## Instruction
In the material below, find each line holding the string "iris" and copy it.
-------
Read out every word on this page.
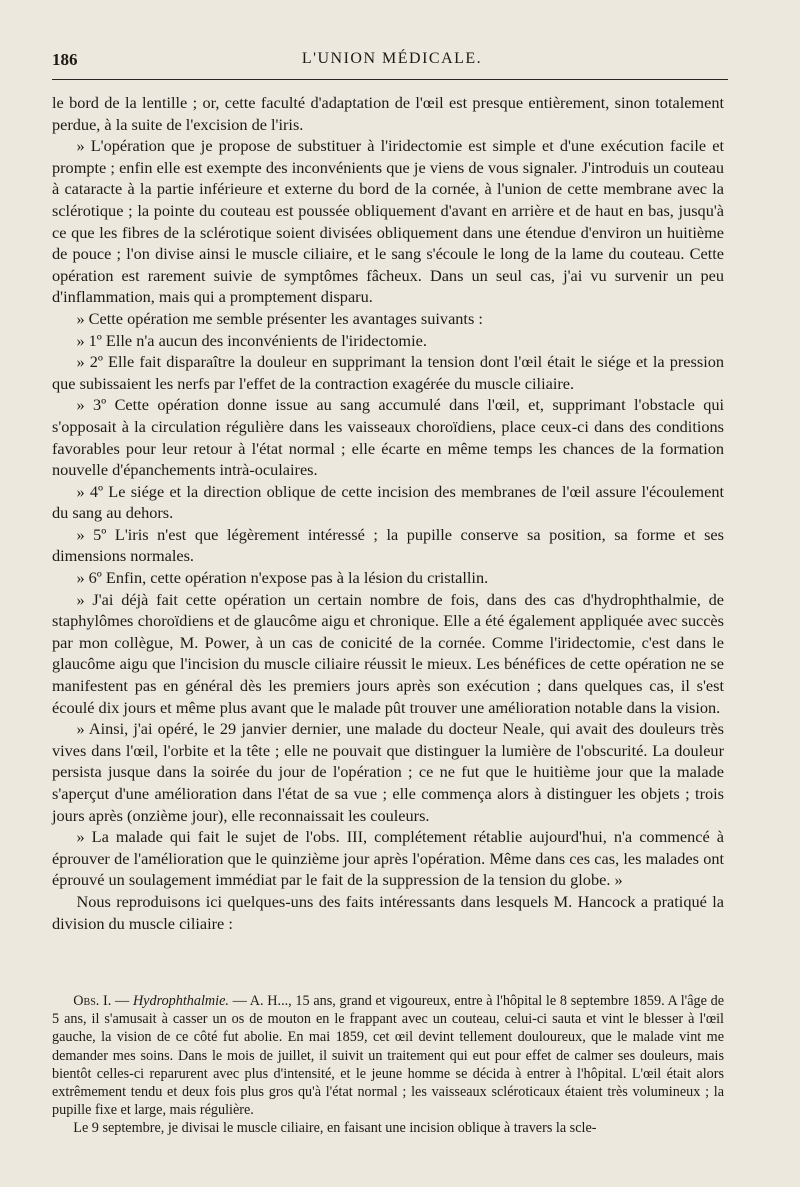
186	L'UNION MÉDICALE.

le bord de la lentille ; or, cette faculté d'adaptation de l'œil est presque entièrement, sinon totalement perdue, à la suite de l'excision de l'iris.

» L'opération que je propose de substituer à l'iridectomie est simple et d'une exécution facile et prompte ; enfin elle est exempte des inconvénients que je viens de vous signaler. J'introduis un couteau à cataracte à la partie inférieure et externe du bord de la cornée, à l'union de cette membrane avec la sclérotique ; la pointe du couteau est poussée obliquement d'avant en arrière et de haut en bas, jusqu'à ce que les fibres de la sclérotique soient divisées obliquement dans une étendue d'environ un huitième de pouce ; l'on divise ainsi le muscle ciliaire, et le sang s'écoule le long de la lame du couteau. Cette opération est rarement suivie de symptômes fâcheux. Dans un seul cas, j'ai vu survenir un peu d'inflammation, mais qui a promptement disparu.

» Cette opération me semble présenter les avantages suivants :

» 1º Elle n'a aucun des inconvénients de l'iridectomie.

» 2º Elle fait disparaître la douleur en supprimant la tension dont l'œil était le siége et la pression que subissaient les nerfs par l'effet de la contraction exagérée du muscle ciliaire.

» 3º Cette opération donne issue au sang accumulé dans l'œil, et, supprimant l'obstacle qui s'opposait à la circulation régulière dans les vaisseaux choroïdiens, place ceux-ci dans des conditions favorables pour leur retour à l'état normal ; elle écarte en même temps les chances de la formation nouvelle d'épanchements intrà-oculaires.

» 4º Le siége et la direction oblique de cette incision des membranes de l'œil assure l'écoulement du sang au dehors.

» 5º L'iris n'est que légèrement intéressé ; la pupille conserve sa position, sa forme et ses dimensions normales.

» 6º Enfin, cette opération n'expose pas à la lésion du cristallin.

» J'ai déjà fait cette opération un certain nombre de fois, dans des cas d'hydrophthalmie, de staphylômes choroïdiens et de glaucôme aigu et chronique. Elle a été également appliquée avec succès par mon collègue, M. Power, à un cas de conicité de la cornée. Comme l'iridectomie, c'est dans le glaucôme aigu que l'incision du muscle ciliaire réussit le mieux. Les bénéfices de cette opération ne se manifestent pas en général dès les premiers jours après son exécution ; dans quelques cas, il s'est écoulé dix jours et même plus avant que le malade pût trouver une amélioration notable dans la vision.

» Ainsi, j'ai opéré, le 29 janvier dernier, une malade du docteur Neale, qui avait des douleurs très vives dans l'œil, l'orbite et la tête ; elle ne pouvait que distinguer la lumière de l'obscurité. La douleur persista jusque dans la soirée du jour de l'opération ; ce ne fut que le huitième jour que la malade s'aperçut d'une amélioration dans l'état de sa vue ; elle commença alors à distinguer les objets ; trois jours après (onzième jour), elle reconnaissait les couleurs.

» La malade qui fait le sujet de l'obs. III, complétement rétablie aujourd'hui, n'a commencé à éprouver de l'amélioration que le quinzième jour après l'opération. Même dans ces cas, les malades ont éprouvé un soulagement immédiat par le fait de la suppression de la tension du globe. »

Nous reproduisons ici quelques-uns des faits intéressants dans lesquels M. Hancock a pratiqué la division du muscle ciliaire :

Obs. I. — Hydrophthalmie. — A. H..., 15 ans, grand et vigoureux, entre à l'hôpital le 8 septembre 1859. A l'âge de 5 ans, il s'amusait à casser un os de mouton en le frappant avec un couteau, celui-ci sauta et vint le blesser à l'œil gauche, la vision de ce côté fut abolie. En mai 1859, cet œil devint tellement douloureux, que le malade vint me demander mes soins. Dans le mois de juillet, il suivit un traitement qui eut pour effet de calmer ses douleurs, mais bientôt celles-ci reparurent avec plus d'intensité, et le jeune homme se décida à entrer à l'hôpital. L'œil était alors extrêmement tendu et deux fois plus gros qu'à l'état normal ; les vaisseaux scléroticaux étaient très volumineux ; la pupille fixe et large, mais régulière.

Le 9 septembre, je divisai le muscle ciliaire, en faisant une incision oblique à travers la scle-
-------
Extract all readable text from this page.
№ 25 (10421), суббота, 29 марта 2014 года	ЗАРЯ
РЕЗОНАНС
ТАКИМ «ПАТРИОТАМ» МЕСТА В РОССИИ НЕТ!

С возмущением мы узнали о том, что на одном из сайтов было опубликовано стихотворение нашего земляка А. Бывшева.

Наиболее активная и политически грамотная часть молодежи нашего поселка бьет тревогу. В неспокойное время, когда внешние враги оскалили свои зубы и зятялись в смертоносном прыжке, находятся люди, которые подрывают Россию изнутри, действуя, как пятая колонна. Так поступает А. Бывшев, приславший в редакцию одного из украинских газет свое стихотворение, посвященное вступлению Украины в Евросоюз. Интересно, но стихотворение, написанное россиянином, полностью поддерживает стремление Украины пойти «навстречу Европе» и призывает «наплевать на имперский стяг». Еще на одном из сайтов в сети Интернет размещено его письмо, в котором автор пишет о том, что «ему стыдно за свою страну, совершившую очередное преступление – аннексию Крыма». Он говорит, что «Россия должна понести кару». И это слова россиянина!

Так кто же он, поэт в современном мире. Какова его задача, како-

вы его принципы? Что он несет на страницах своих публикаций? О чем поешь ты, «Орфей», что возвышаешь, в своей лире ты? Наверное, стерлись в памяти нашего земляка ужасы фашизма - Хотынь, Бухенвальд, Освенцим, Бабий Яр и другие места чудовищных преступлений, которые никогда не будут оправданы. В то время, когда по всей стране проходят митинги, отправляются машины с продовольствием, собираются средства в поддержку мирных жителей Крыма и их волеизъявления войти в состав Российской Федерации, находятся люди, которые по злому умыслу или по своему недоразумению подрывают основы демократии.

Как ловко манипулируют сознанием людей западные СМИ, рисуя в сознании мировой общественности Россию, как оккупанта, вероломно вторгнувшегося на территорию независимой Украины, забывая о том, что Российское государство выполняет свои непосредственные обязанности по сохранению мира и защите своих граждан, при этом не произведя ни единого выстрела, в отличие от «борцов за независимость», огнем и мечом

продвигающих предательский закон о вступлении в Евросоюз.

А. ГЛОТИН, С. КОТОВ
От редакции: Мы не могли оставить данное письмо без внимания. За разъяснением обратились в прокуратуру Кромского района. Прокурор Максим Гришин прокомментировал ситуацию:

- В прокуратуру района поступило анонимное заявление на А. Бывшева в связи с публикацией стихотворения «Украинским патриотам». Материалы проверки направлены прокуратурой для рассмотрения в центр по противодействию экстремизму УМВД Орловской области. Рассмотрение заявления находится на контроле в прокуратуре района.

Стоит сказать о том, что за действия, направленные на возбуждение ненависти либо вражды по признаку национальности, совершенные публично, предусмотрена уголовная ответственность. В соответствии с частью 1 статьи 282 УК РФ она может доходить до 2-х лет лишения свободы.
-------
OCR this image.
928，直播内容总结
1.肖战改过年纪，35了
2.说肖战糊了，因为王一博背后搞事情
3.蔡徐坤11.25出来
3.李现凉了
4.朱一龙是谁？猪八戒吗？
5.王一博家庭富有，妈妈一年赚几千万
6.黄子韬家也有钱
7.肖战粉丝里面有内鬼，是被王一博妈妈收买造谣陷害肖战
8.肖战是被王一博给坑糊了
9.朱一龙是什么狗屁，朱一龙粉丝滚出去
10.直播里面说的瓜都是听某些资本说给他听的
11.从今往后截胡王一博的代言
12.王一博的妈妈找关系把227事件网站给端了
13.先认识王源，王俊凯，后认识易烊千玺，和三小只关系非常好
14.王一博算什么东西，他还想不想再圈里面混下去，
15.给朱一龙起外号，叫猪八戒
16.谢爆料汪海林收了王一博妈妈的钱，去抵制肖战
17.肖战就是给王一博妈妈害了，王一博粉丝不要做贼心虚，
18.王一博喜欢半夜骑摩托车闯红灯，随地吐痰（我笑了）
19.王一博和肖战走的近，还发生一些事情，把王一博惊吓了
-------
## Correct answer
le bord de la lentille ; or, cette faculté d'adaptation de l'œil est presque entièrement, sinon totalement perdue, à la suite de l'excision de l'iris.
» 5º L'iris n'est que légèrement intéressé ; la pupille conserve sa position, sa forme et ses dimensions normales.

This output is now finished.